__JOB__:
Isolate every line in the data with the string "VOLUME" and copy it.

__DATA ROWS__:
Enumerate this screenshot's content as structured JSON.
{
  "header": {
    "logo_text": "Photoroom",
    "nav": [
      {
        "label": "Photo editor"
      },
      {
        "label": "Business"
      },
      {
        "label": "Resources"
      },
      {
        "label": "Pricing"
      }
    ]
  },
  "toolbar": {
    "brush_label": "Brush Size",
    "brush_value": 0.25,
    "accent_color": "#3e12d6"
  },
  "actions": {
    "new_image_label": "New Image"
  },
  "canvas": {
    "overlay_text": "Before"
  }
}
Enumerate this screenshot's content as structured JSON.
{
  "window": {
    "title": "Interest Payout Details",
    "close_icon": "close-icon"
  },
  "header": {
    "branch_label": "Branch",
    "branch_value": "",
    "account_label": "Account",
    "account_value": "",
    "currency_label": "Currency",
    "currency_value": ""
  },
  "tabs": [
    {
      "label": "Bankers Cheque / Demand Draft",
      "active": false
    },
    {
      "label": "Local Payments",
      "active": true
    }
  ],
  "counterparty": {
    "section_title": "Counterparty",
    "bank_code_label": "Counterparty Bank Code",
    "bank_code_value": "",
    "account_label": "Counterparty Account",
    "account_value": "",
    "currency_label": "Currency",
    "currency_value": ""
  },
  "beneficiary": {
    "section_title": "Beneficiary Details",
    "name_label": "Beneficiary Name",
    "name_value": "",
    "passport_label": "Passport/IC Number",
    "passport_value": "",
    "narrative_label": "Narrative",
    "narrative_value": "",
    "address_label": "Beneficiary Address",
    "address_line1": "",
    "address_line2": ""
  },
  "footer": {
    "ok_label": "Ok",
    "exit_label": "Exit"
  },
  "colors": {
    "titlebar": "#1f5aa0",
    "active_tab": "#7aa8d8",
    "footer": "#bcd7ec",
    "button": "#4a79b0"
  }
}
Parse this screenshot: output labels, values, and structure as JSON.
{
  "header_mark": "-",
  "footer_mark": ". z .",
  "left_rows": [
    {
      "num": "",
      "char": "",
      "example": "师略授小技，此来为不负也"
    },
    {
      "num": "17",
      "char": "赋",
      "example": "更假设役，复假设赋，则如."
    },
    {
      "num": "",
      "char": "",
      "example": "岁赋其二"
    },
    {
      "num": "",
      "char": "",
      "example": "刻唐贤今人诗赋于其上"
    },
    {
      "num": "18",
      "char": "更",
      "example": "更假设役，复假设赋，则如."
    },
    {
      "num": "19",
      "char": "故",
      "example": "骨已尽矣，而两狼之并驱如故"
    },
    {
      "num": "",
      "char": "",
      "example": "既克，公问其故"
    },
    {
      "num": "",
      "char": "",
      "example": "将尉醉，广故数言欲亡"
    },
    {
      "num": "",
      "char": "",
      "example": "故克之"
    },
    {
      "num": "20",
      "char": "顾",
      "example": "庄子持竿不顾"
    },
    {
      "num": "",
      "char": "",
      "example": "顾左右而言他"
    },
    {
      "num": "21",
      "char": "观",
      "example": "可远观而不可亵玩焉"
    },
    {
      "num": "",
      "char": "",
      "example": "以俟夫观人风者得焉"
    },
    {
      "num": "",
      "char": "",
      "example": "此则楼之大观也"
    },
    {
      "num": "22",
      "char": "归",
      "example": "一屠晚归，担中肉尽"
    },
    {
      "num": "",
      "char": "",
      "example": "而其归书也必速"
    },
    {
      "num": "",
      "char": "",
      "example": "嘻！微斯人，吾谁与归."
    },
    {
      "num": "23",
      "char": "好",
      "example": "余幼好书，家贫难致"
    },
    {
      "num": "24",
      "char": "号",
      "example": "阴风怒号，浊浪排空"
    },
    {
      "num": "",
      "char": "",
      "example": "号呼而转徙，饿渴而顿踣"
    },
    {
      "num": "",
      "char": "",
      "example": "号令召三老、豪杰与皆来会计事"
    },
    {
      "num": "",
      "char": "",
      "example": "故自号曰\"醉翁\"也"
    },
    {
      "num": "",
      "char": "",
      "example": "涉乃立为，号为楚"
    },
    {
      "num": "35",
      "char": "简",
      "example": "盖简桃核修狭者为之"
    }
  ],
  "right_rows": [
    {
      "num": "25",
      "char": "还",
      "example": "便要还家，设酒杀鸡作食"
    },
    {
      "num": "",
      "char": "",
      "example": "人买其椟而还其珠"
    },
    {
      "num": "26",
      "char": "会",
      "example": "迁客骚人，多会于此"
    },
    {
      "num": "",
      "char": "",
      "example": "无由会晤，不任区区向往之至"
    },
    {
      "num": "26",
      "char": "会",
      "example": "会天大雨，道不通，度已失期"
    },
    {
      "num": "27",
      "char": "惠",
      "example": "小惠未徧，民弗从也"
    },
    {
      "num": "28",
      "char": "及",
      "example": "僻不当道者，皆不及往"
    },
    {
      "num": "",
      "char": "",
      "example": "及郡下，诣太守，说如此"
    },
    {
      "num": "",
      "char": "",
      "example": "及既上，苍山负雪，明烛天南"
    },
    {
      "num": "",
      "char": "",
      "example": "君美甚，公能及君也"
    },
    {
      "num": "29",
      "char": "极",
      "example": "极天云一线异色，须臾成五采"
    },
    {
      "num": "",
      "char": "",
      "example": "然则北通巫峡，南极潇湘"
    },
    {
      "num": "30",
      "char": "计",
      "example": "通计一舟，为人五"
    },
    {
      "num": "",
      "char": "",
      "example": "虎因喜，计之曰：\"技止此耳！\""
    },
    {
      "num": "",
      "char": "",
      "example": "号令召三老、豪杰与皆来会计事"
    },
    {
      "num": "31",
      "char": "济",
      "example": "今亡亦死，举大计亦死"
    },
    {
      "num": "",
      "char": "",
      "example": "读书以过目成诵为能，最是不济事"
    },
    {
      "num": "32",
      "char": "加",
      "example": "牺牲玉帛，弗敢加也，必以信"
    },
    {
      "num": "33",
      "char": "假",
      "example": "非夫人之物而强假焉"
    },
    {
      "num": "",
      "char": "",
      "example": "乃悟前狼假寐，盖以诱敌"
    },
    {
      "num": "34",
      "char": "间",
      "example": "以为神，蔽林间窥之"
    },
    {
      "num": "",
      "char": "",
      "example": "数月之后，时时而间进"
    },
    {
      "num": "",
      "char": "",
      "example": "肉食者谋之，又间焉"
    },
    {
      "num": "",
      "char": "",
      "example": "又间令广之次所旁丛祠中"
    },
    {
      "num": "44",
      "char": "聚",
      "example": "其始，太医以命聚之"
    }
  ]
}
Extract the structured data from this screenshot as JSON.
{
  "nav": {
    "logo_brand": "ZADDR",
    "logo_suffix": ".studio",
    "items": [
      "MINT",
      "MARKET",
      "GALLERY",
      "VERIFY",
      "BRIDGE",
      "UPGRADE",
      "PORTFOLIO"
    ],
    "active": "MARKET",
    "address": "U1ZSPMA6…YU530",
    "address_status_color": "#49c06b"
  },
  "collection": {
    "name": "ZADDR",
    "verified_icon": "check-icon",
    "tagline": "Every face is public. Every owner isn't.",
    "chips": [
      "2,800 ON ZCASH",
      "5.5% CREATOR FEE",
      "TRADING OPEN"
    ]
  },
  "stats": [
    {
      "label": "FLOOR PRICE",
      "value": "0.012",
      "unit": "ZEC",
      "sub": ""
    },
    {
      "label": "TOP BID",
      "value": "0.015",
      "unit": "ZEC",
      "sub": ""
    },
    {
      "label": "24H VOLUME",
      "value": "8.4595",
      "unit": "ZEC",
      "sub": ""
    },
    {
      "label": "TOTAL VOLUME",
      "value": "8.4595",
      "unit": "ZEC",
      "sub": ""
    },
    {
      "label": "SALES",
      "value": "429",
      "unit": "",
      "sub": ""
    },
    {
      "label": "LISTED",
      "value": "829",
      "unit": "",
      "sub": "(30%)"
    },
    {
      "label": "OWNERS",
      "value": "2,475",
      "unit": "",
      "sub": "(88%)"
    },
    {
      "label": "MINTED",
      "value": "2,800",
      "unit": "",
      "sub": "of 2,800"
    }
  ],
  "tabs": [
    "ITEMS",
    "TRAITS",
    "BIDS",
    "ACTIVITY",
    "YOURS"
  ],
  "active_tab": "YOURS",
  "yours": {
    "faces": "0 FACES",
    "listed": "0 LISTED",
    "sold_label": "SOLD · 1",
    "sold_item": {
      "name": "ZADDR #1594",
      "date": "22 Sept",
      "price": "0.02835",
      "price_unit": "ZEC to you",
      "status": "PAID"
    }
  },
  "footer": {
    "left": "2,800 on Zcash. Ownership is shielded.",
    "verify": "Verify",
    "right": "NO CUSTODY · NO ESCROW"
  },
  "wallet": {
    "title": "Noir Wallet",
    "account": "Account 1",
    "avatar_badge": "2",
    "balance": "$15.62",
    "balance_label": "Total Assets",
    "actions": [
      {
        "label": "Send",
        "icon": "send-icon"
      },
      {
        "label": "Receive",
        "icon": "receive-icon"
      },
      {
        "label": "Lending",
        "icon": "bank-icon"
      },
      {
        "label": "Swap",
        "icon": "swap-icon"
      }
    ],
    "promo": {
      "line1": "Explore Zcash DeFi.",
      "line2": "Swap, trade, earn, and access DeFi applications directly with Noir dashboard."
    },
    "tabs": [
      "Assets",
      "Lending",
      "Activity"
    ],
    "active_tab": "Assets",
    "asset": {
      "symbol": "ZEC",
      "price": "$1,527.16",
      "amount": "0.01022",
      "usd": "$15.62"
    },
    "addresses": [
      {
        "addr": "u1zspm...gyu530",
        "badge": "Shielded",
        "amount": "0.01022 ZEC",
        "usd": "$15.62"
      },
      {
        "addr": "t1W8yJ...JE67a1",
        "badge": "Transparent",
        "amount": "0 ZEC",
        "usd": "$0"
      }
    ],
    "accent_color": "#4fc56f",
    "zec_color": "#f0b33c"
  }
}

__OUTPUT OF THE TASK__:
      "label": "24H VOLUME",
      "label": "TOTAL VOLUME",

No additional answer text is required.